-- Instructions to follow --
Begin at the line containing "What does this" and give again every line to the end of the records, exactly, without the pictures.

Data records:

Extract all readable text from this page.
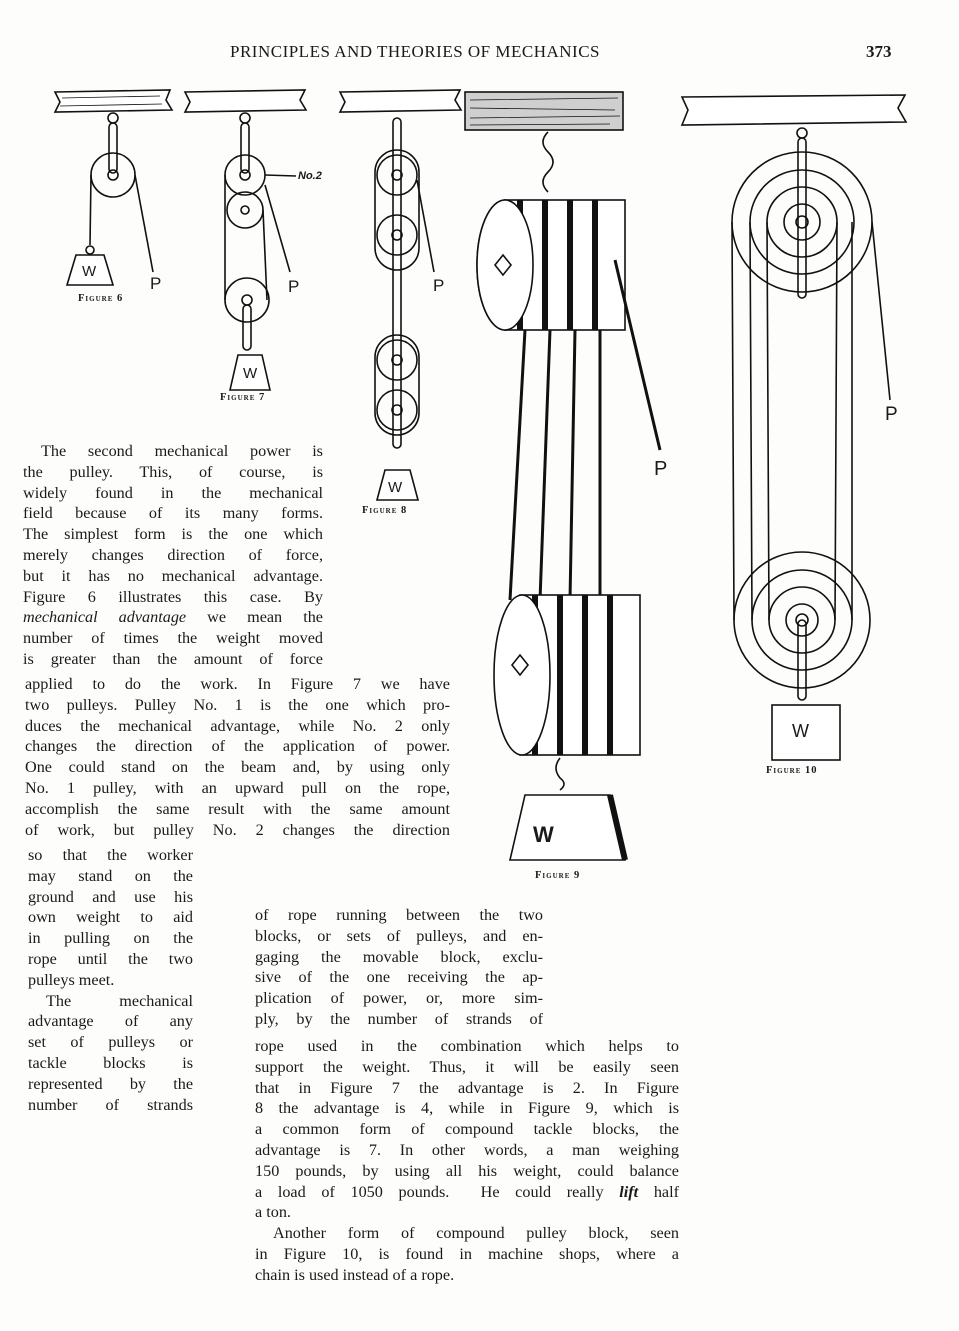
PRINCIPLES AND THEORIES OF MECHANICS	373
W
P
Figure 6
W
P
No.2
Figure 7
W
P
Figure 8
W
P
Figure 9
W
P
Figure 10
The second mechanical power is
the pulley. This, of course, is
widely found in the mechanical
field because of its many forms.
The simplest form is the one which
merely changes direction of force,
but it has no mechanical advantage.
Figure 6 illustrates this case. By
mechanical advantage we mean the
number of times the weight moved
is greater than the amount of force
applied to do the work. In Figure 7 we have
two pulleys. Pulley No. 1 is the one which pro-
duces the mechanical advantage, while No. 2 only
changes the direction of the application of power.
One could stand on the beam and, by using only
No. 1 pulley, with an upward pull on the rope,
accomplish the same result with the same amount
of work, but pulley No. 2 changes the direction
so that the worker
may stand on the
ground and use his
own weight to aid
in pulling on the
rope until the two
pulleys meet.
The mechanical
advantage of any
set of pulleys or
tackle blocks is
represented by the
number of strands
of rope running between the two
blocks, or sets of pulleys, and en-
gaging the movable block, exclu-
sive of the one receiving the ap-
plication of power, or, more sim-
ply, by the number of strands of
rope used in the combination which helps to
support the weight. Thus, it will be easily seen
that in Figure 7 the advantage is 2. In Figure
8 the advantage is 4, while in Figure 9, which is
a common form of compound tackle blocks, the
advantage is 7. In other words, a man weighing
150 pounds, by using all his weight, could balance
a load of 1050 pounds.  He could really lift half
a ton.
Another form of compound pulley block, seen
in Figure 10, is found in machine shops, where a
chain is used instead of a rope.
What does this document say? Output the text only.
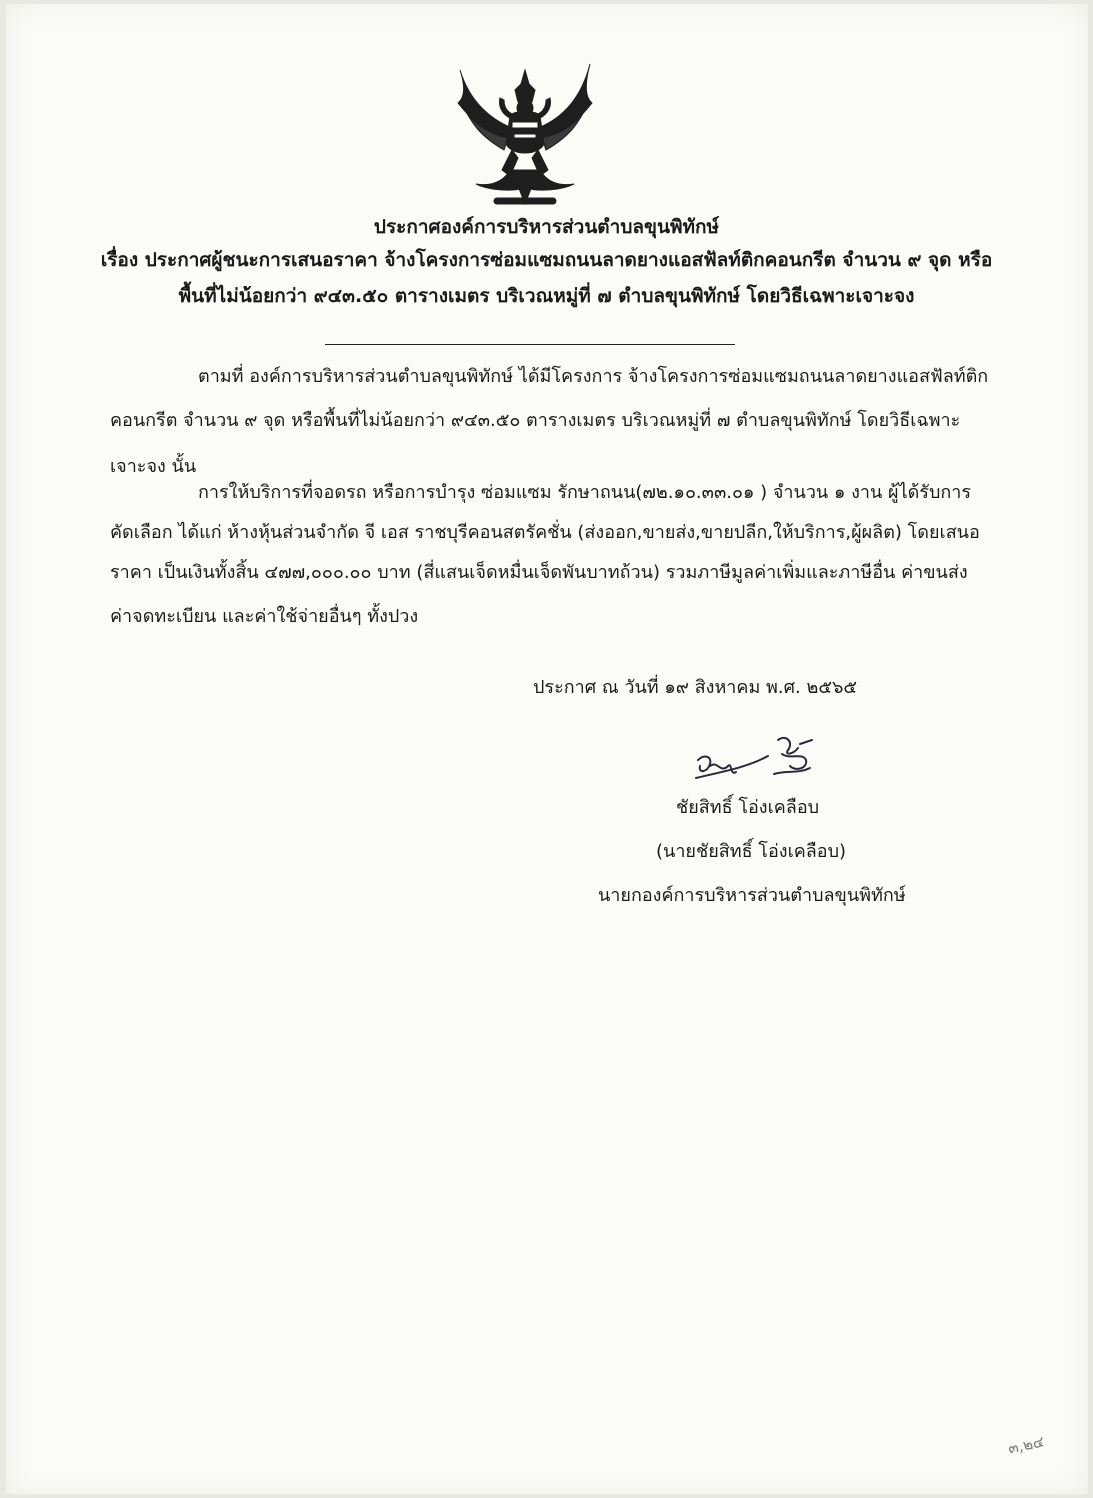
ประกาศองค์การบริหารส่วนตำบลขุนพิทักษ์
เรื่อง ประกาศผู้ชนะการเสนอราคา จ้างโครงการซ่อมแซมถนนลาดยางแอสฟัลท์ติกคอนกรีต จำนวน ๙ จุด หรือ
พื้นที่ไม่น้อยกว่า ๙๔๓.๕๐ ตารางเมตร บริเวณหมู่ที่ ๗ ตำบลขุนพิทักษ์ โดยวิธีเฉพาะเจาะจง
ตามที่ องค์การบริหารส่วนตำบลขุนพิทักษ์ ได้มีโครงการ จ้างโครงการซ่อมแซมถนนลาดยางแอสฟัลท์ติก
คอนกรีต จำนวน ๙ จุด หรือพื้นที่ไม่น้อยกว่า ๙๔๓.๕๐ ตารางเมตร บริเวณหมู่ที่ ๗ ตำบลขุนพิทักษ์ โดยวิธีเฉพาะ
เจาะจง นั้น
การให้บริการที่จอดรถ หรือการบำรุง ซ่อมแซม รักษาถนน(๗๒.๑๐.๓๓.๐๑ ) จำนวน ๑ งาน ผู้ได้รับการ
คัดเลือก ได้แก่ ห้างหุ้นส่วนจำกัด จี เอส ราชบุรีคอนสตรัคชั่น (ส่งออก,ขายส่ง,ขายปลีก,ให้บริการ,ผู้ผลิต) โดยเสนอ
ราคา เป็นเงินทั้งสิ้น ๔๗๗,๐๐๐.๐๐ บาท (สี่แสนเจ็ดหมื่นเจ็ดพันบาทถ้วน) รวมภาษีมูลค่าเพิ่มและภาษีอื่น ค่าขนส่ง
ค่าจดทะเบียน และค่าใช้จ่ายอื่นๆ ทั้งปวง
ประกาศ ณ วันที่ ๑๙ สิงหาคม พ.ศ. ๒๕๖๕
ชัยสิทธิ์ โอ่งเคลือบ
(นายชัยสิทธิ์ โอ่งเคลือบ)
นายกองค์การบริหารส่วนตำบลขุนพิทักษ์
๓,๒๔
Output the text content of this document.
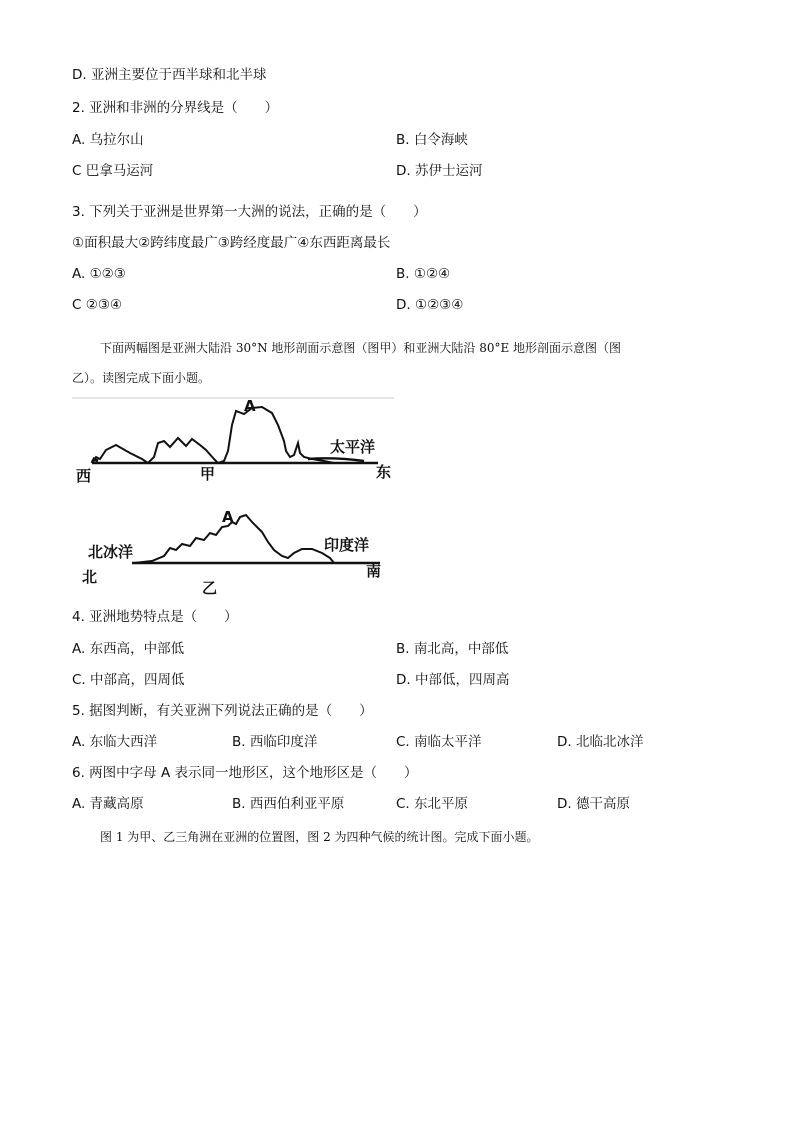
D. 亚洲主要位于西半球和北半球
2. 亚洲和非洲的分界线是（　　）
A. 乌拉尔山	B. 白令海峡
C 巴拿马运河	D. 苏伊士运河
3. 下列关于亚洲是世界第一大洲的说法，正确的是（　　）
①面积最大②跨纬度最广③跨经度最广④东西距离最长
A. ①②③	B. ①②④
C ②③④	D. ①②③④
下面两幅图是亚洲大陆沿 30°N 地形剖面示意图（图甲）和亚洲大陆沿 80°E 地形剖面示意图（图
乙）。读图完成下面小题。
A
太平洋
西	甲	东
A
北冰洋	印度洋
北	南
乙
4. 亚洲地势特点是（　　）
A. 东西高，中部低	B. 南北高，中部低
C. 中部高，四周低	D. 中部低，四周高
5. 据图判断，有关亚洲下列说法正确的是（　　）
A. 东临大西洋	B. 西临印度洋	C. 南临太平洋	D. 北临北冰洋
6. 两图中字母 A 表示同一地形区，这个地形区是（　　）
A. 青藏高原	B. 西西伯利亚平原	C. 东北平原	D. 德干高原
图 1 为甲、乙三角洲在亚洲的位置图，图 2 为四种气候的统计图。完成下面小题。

-- Response to the exercise --
What does this document say? Output the text only.
ประกาศองค์การบริหารส่วนตำบลขุนพิทักษ์
เรื่อง ประกาศผู้ชนะการเสนอราคา จ้างโครงการซ่อมแซมถนนลาดยางแอสฟัลท์ติกคอนกรีต จำนวน ๙ จุด หรือ
พื้นที่ไม่น้อยกว่า ๙๔๓.๕๐ ตารางเมตร บริเวณหมู่ที่ ๗ ตำบลขุนพิทักษ์ โดยวิธีเฉพาะเจาะจง
ตามที่ องค์การบริหารส่วนตำบลขุนพิทักษ์ ได้มีโครงการ จ้างโครงการซ่อมแซมถนนลาดยางแอสฟัลท์ติก
คอนกรีต จำนวน ๙ จุด หรือพื้นที่ไม่น้อยกว่า ๙๔๓.๕๐ ตารางเมตร บริเวณหมู่ที่ ๗ ตำบลขุนพิทักษ์ โดยวิธีเฉพาะ
เจาะจง นั้น
การให้บริการที่จอดรถ หรือการบำรุง ซ่อมแซม รักษาถนน(๗๒.๑๐.๓๓.๐๑ ) จำนวน ๑ งาน ผู้ได้รับการ
คัดเลือก ได้แก่ ห้างหุ้นส่วนจำกัด จี เอส ราชบุรีคอนสตรัคชั่น (ส่งออก,ขายส่ง,ขายปลีก,ให้บริการ,ผู้ผลิต) โดยเสนอ
ราคา เป็นเงินทั้งสิ้น ๔๗๗,๐๐๐.๐๐ บาท (สี่แสนเจ็ดหมื่นเจ็ดพันบาทถ้วน) รวมภาษีมูลค่าเพิ่มและภาษีอื่น ค่าขนส่ง
ค่าจดทะเบียน และค่าใช้จ่ายอื่นๆ ทั้งปวง
ประกาศ ณ วันที่ ๑๙ สิงหาคม พ.ศ. ๒๕๖๕
ชัยสิทธิ์ โอ่งเคลือบ
(นายชัยสิทธิ์ โอ่งเคลือบ)
นายกองค์การบริหารส่วนตำบลขุนพิทักษ์
๓,๒๔
Output the text content of this document.
D. 亚洲主要位于西半球和北半球
2. 亚洲和非洲的分界线是（　　）
A. 乌拉尔山	B. 白令海峡
C 巴拿马运河	D. 苏伊士运河
3. 下列关于亚洲是世界第一大洲的说法，正确的是（　　）
①面积最大②跨纬度最广③跨经度最广④东西距离最长
A. ①②③	B. ①②④
C ②③④	D. ①②③④
下面两幅图是亚洲大陆沿 30°N 地形剖面示意图（图甲）和亚洲大陆沿 80°E 地形剖面示意图（图
乙）。读图完成下面小题。
A
太平洋
西	甲	东
A
北冰洋	印度洋
北	南
乙
4. 亚洲地势特点是（　　）
A. 东西高，中部低	B. 南北高，中部低
C. 中部高，四周低	D. 中部低，四周高
5. 据图判断，有关亚洲下列说法正确的是（　　）
A. 东临大西洋	B. 西临印度洋	C. 南临太平洋	D. 北临北冰洋
6. 两图中字母 A 表示同一地形区，这个地形区是（　　）
A. 青藏高原	B. 西西伯利亚平原	C. 东北平原	D. 德干高原
图 1 为甲、乙三角洲在亚洲的位置图，图 2 为四种气候的统计图。完成下面小题。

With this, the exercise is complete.